Repeat every record below exactly, leaving out the pictures.
··· Data entries
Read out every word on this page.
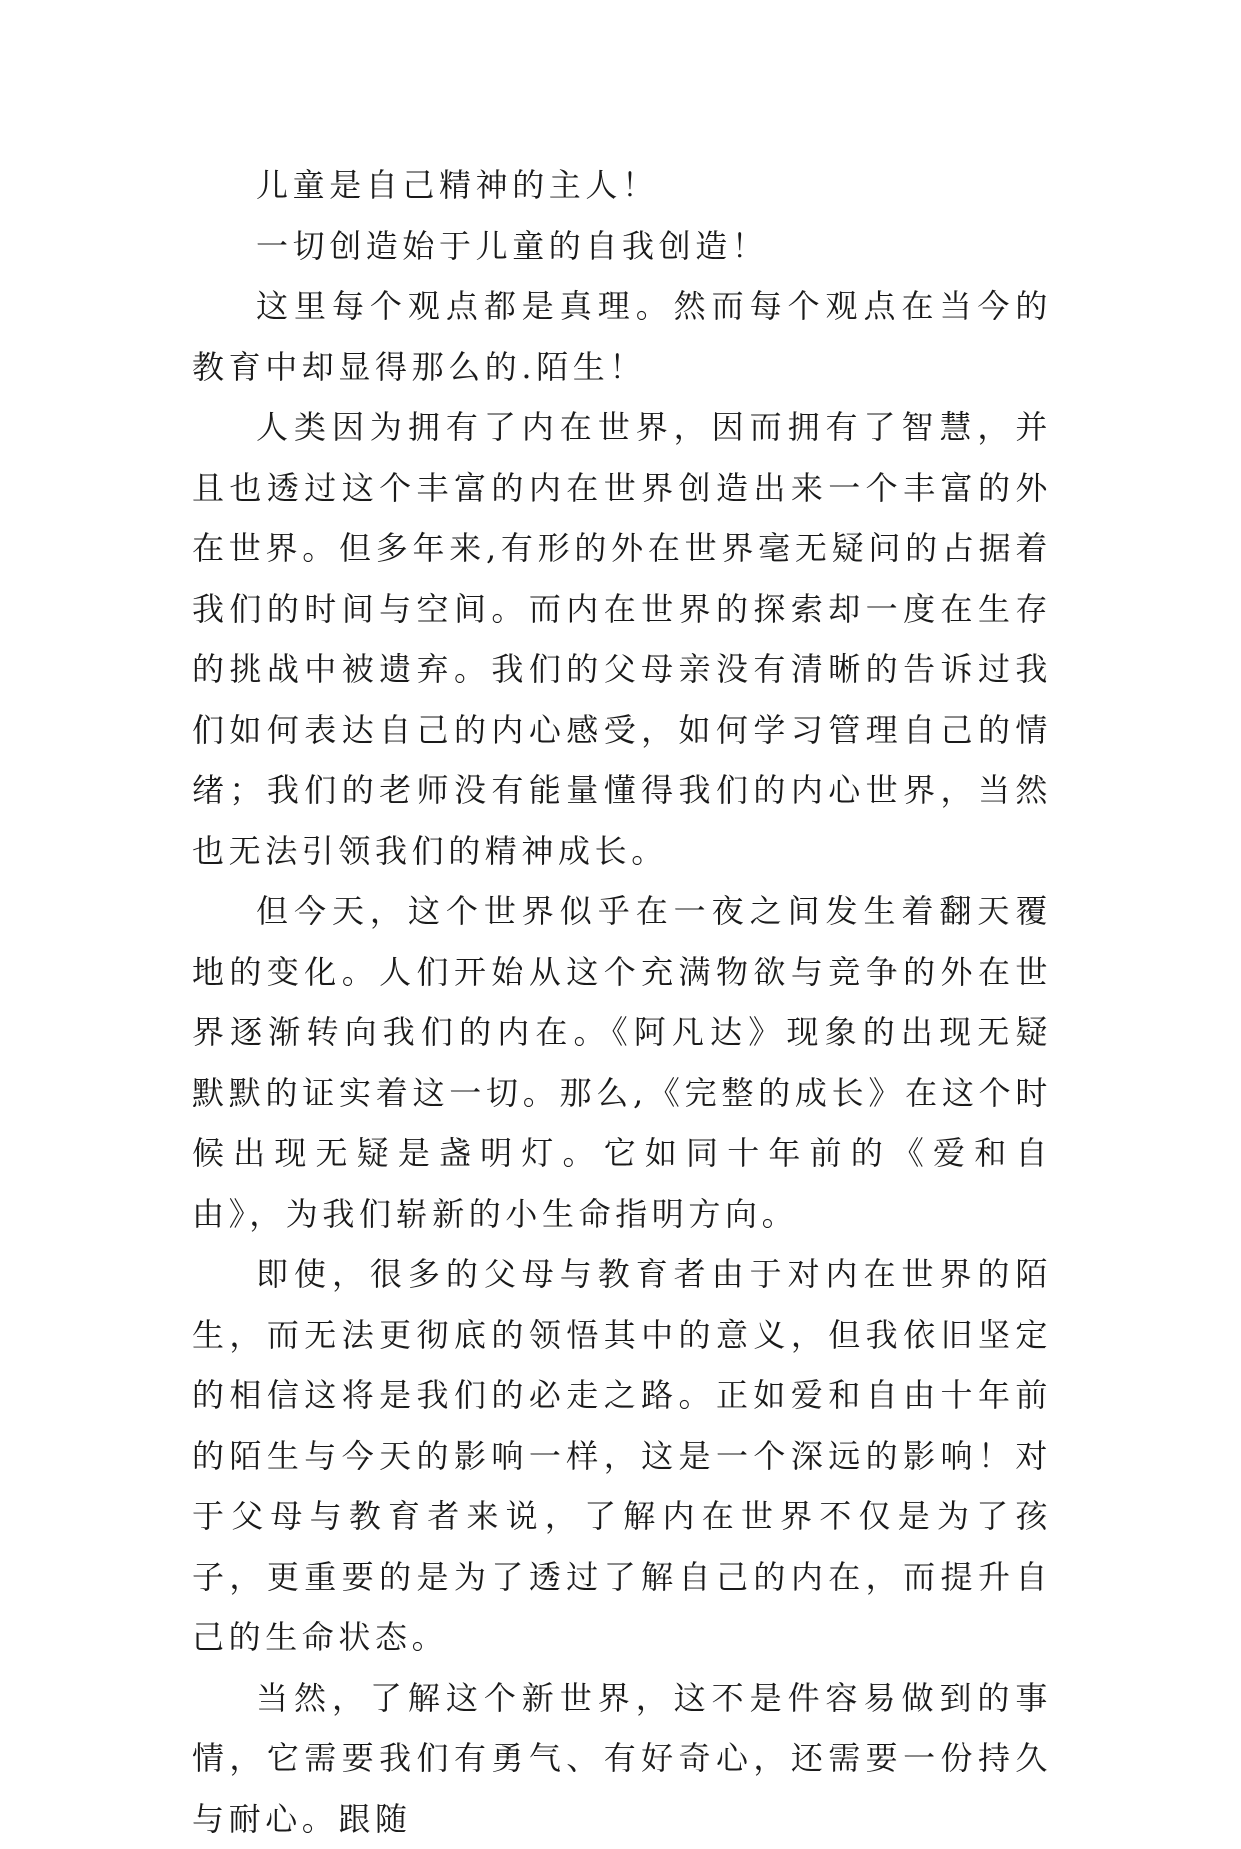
儿童是自己精神的主人！

一切创造始于儿童的自我创造！

这里每个观点都是真理。然而每个观点在当今的教育中却显得那么的.陌生！

人类因为拥有了内在世界，因而拥有了智慧，并且也透过这个丰富的内在世界创造出来一个丰富的外在世界。但多年来,有形的外在世界毫无疑问的占据着我们的时间与空间。而内在世界的探索却一度在生存的挑战中被遗弃。我们的父母亲没有清晰的告诉过我们如何表达自己的内心感受，如何学习管理自己的情绪；我们的老师没有能量懂得我们的内心世界，当然也无法引领我们的精神成长。

但今天，这个世界似乎在一夜之间发生着翻天覆地的变化。人们开始从这个充满物欲与竞争的外在世界逐渐转向我们的内在。《阿凡达》现象的出现无疑默默的证实着这一切。那么,《完整的成长》在这个时候出现无疑是盏明灯。它如同十年前的《爱和自由》，为我们崭新的小生命指明方向。

即使，很多的父母与教育者由于对内在世界的陌生，而无法更彻底的领悟其中的意义，但我依旧坚定的相信这将是我们的必走之路。正如爱和自由十年前的陌生与今天的影响一样，这是一个深远的影响！对于父母与教育者来说，了解内在世界不仅是为了孩子，更重要的是为了透过了解自己的内在，而提升自己的生命状态。

当然，了解这个新世界，这不是件容易做到的事情，它需要我们有勇气、有好奇心，还需要一份持久与耐心。跟随
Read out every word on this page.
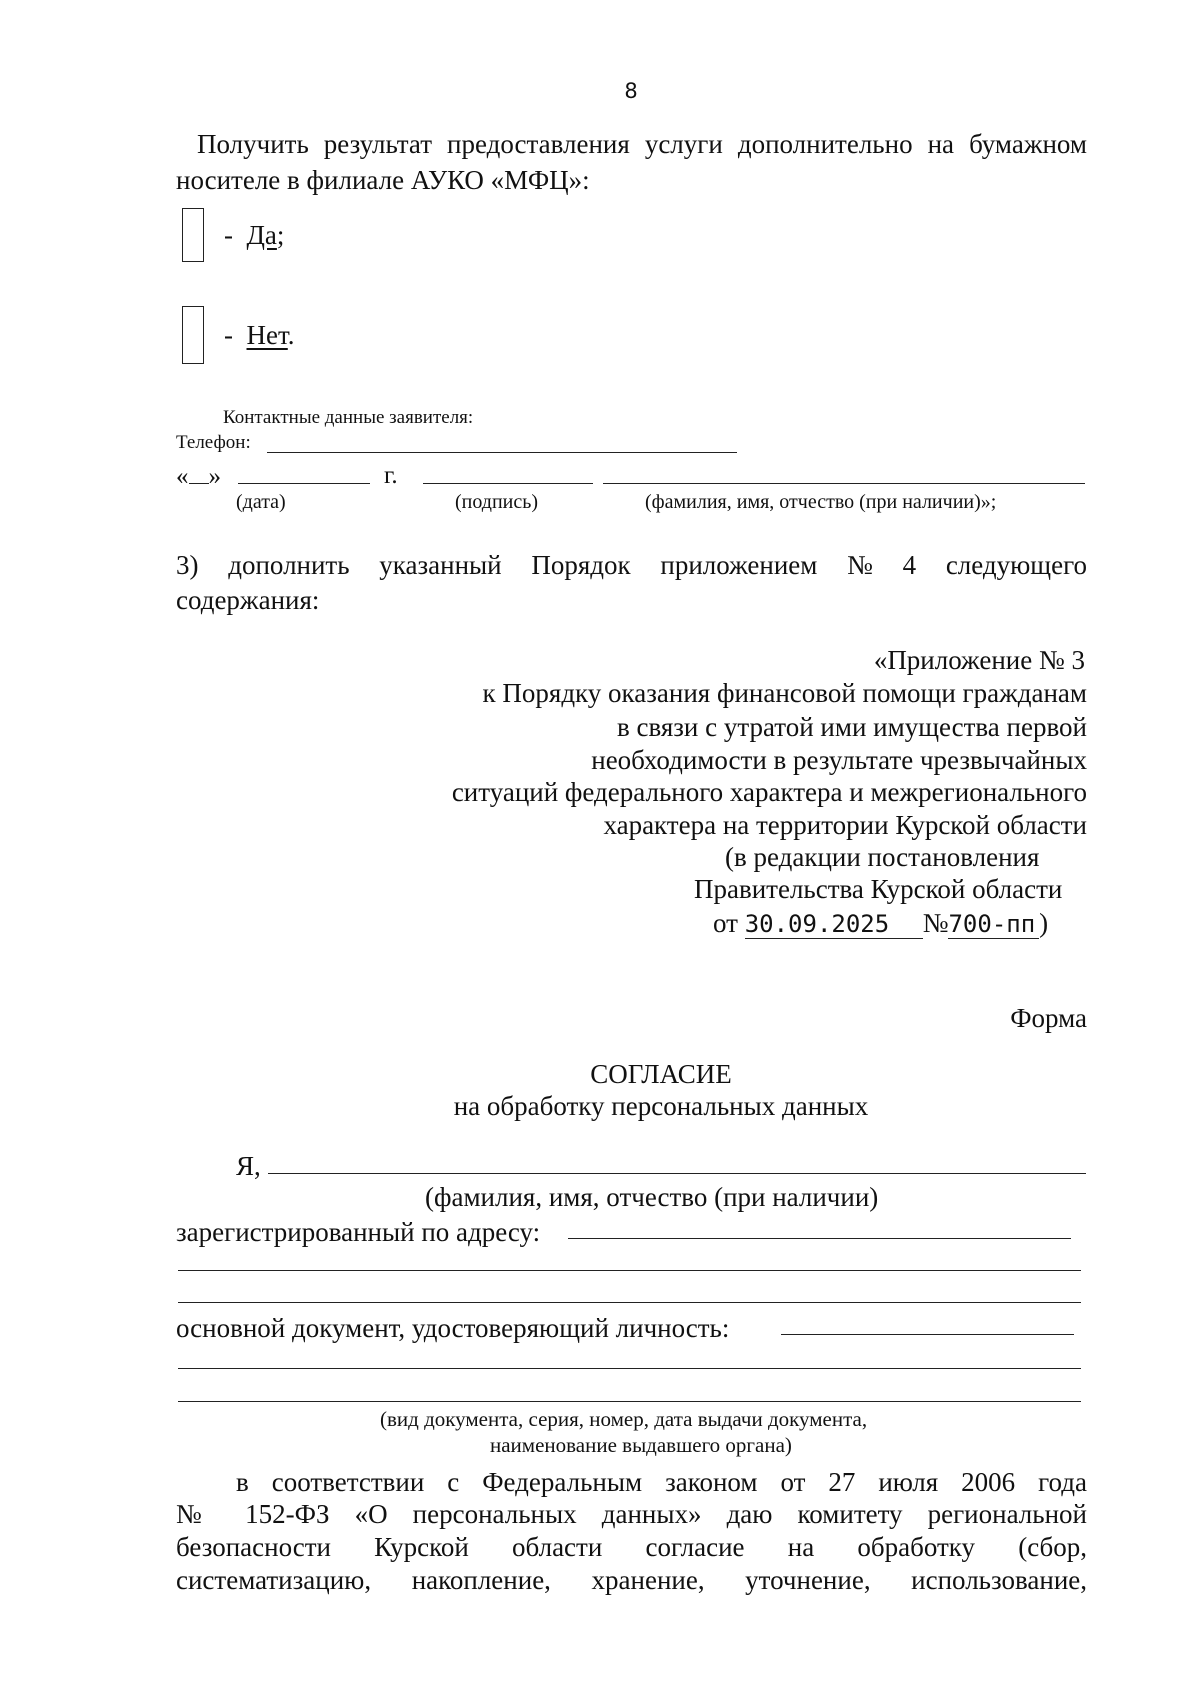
8
Получить результат предоставления услуги дополнительно на бумажном
носителе в филиале АУКО «МФЦ»:
- Да;
- Нет.
Контактные данные заявителя:
Телефон:
« »	г.
(дата)	(подпись)	(фамилия, имя, отчество (при наличии)»;
3) дополнить указанный Порядок приложением № 4 следующего
содержания:
«Приложение № 3
к Порядку оказания финансовой помощи гражданам
в связи с утратой ими имущества первой
необходимости в результате чрезвычайных
ситуаций федерального характера и межрегионального
характера на территории Курской области
(в редакции постановления
Правительства Курской области
от 30.09.2025 №700-пп )
Форма
СОГЛАСИЕ
на обработку персональных данных
Я,
(фамилия, имя, отчество (при наличии)
зарегистрированный по адресу:
основной документ, удостоверяющий личность:
(вид документа, серия, номер, дата выдачи документа,
наименование выдавшего органа)
в соответствии с Федеральным законом от 27 июля 2006 года
№ 152-ФЗ «О персональных данных» даю комитету региональной
безопасности Курской области согласие на обработку (сбор,
систематизацию, накопление, хранение, уточнение, использование,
······
**Answer below:**
Read out every word on this page.
儿童是自己精神的主人！

一切创造始于儿童的自我创造！

这里每个观点都是真理。然而每个观点在当今的教育中却显得那么的.陌生！

人类因为拥有了内在世界，因而拥有了智慧，并且也透过这个丰富的内在世界创造出来一个丰富的外在世界。但多年来,有形的外在世界毫无疑问的占据着我们的时间与空间。而内在世界的探索却一度在生存的挑战中被遗弃。我们的父母亲没有清晰的告诉过我们如何表达自己的内心感受，如何学习管理自己的情绪；我们的老师没有能量懂得我们的内心世界，当然也无法引领我们的精神成长。

但今天，这个世界似乎在一夜之间发生着翻天覆地的变化。人们开始从这个充满物欲与竞争的外在世界逐渐转向我们的内在。《阿凡达》现象的出现无疑默默的证实着这一切。那么,《完整的成长》在这个时候出现无疑是盏明灯。它如同十年前的《爱和自由》，为我们崭新的小生命指明方向。

即使，很多的父母与教育者由于对内在世界的陌生，而无法更彻底的领悟其中的意义，但我依旧坚定的相信这将是我们的必走之路。正如爱和自由十年前的陌生与今天的影响一样，这是一个深远的影响！对于父母与教育者来说，了解内在世界不仅是为了孩子，更重要的是为了透过了解自己的内在，而提升自己的生命状态。

当然，了解这个新世界，这不是件容易做到的事情，它需要我们有勇气、有好奇心，还需要一份持久与耐心。跟随
Read out every word on this page.
8
Получить результат предоставления услуги дополнительно на бумажном
носителе в филиале АУКО «МФЦ»:
- Да;
- Нет.
Контактные данные заявителя:
Телефон:
« »	г.
(дата)	(подпись)	(фамилия, имя, отчество (при наличии)»;
3) дополнить указанный Порядок приложением № 4 следующего
содержания:
«Приложение № 3
к Порядку оказания финансовой помощи гражданам
в связи с утратой ими имущества первой
необходимости в результате чрезвычайных
ситуаций федерального характера и межрегионального
характера на территории Курской области
(в редакции постановления
Правительства Курской области
от 30.09.2025 №700-пп )
Форма
СОГЛАСИЕ
на обработку персональных данных
Я,
(фамилия, имя, отчество (при наличии)
зарегистрированный по адресу:
основной документ, удостоверяющий личность:
(вид документа, серия, номер, дата выдачи документа,
наименование выдавшего органа)
в соответствии с Федеральным законом от 27 июля 2006 года
№ 152-ФЗ «О персональных данных» даю комитету региональной
безопасности Курской области согласие на обработку (сбор,
систематизацию, накопление, хранение, уточнение, использование,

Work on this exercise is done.